GIVEN INSTRUCTION -
Below are the records; copy each line in them that holds the word "content".

>> Begin ENTRIES PROVIDED

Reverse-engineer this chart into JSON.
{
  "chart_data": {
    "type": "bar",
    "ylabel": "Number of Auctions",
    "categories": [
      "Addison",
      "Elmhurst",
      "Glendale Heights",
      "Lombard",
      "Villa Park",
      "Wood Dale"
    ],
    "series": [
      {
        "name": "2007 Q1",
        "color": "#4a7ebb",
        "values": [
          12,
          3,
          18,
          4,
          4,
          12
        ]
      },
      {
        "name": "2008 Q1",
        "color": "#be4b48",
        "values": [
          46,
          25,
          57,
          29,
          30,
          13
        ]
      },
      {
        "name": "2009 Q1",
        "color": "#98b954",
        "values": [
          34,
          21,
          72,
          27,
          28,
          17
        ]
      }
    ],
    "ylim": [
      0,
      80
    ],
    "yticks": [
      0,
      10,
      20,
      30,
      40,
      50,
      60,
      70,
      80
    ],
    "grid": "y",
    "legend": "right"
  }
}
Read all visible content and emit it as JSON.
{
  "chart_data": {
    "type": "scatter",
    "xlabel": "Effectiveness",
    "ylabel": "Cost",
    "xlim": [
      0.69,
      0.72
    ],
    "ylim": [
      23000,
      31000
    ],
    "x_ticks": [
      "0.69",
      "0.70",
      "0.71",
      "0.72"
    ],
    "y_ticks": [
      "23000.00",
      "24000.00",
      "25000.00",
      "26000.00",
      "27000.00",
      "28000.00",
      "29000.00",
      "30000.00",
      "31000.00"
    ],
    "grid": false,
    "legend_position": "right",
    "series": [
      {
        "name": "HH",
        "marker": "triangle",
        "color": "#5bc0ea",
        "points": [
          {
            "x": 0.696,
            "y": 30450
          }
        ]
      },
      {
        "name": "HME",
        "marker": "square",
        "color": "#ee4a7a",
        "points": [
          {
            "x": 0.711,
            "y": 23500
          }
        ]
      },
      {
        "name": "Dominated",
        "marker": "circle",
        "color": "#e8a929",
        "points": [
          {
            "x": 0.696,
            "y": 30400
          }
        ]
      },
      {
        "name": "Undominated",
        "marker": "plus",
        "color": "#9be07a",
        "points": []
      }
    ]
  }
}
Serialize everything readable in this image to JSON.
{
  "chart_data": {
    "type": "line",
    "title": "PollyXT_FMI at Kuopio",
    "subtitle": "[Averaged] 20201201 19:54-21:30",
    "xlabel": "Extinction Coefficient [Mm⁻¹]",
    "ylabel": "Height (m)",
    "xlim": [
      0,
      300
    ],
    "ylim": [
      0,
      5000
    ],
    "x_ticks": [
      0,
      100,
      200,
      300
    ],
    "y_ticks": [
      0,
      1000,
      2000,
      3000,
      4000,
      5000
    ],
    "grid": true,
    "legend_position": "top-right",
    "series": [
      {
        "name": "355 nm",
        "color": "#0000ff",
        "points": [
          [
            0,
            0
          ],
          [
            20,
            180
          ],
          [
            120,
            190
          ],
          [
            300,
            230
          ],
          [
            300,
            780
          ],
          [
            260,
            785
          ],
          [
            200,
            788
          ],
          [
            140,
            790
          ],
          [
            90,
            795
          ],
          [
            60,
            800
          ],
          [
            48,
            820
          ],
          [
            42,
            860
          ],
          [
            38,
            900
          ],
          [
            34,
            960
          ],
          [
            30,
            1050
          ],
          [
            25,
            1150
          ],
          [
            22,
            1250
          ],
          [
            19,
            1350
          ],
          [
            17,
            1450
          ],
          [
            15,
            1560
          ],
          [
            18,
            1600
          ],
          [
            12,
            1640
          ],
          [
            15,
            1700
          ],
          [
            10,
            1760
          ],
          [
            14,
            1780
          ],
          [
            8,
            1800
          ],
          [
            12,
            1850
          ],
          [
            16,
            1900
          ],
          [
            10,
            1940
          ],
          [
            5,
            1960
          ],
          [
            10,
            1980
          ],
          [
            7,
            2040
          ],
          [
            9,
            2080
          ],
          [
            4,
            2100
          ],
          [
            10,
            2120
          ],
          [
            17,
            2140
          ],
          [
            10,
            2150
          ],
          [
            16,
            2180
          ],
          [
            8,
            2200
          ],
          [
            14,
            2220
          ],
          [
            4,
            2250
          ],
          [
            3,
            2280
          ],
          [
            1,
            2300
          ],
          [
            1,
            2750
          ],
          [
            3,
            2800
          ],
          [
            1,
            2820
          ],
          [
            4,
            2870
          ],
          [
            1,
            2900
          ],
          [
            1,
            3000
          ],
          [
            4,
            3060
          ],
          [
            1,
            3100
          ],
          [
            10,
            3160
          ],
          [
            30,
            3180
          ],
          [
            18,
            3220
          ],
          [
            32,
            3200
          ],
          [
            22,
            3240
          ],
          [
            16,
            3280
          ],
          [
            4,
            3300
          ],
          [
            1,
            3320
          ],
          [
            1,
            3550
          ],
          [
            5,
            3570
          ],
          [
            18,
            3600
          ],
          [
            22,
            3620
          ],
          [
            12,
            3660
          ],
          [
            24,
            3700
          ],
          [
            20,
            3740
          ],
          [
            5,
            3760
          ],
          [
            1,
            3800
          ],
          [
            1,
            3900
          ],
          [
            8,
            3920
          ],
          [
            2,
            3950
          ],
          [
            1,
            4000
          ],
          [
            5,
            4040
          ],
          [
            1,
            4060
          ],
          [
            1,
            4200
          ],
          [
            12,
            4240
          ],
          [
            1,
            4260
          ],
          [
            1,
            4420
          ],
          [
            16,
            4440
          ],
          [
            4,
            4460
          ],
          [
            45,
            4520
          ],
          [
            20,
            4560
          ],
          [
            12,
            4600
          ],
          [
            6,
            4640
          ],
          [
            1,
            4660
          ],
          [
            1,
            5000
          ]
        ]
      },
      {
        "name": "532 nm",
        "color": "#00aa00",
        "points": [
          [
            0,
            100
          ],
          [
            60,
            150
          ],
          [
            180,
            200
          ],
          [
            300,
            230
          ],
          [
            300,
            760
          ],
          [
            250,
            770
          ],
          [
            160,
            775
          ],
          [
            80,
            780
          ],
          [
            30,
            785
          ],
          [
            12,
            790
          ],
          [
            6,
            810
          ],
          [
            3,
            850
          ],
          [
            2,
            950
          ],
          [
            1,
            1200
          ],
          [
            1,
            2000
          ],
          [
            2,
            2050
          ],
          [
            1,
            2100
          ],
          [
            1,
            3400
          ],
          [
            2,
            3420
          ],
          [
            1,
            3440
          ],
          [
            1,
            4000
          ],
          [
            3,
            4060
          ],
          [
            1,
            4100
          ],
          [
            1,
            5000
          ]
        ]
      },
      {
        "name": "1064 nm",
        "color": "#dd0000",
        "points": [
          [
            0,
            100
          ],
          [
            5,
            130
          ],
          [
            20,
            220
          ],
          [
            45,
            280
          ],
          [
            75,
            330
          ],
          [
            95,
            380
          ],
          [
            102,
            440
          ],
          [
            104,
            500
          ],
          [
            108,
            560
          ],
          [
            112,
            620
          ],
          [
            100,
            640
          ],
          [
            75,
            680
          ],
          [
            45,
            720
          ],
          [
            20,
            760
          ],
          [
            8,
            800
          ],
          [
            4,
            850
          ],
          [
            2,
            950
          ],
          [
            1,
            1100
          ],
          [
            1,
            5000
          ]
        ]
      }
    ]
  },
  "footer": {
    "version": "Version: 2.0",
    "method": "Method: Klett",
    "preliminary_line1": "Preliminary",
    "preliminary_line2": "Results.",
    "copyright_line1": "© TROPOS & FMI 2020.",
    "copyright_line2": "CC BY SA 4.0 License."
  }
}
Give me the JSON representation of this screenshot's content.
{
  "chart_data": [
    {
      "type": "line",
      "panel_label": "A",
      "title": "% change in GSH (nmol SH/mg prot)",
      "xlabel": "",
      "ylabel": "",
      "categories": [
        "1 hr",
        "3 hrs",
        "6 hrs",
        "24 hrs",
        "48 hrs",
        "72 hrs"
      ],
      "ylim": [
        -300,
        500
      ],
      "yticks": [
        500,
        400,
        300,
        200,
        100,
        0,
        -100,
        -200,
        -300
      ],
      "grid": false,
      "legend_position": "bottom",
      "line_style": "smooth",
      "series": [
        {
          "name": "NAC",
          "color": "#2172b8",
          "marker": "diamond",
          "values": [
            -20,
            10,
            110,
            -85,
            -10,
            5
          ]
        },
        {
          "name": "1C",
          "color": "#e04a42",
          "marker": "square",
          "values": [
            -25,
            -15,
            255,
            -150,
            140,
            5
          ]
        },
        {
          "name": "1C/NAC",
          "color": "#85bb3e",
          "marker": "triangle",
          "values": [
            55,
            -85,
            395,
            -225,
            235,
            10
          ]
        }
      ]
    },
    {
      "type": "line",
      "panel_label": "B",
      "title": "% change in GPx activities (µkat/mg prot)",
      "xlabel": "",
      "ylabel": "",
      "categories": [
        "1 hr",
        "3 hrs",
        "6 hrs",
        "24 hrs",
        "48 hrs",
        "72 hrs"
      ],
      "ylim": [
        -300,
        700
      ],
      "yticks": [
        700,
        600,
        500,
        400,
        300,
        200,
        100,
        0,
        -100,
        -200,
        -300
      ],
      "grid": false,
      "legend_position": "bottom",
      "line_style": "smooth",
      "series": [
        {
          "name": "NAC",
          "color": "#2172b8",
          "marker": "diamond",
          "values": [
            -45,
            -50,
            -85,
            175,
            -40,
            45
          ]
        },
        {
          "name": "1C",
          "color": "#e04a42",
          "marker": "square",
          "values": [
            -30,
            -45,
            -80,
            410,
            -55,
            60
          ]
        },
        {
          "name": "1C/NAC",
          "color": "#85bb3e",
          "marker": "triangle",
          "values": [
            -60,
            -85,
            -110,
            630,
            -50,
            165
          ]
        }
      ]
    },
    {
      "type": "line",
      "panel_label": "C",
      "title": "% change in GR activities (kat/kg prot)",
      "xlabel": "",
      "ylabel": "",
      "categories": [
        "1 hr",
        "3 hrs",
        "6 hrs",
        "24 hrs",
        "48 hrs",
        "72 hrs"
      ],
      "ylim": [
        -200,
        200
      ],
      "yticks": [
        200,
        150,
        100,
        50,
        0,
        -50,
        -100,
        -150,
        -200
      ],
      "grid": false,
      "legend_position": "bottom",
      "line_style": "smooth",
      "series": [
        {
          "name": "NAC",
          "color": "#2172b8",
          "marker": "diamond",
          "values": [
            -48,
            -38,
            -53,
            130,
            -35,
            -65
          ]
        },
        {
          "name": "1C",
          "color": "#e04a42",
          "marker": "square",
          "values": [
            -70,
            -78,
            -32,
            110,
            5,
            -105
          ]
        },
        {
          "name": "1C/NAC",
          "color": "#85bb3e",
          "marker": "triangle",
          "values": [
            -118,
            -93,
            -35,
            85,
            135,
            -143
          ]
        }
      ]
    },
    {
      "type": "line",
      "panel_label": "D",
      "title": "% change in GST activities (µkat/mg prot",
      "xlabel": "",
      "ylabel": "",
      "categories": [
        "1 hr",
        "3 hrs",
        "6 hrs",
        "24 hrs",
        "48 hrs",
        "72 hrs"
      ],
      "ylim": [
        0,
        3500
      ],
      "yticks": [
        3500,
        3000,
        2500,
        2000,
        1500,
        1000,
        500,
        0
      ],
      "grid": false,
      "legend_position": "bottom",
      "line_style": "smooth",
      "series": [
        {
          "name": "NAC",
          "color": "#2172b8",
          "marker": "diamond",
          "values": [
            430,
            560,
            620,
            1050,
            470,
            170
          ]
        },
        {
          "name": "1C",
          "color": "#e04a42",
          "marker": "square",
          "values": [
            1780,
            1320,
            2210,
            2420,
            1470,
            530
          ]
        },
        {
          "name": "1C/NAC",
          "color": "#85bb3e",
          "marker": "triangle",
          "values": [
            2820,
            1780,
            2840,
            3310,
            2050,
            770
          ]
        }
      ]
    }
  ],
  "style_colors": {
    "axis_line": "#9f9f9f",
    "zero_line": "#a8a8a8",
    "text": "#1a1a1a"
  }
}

>> End ENTRIES PROVIDED

SOLVED PROBLEM -
Read all visible content and emit it as JSON.
Give me the JSON representation of this screenshot's content.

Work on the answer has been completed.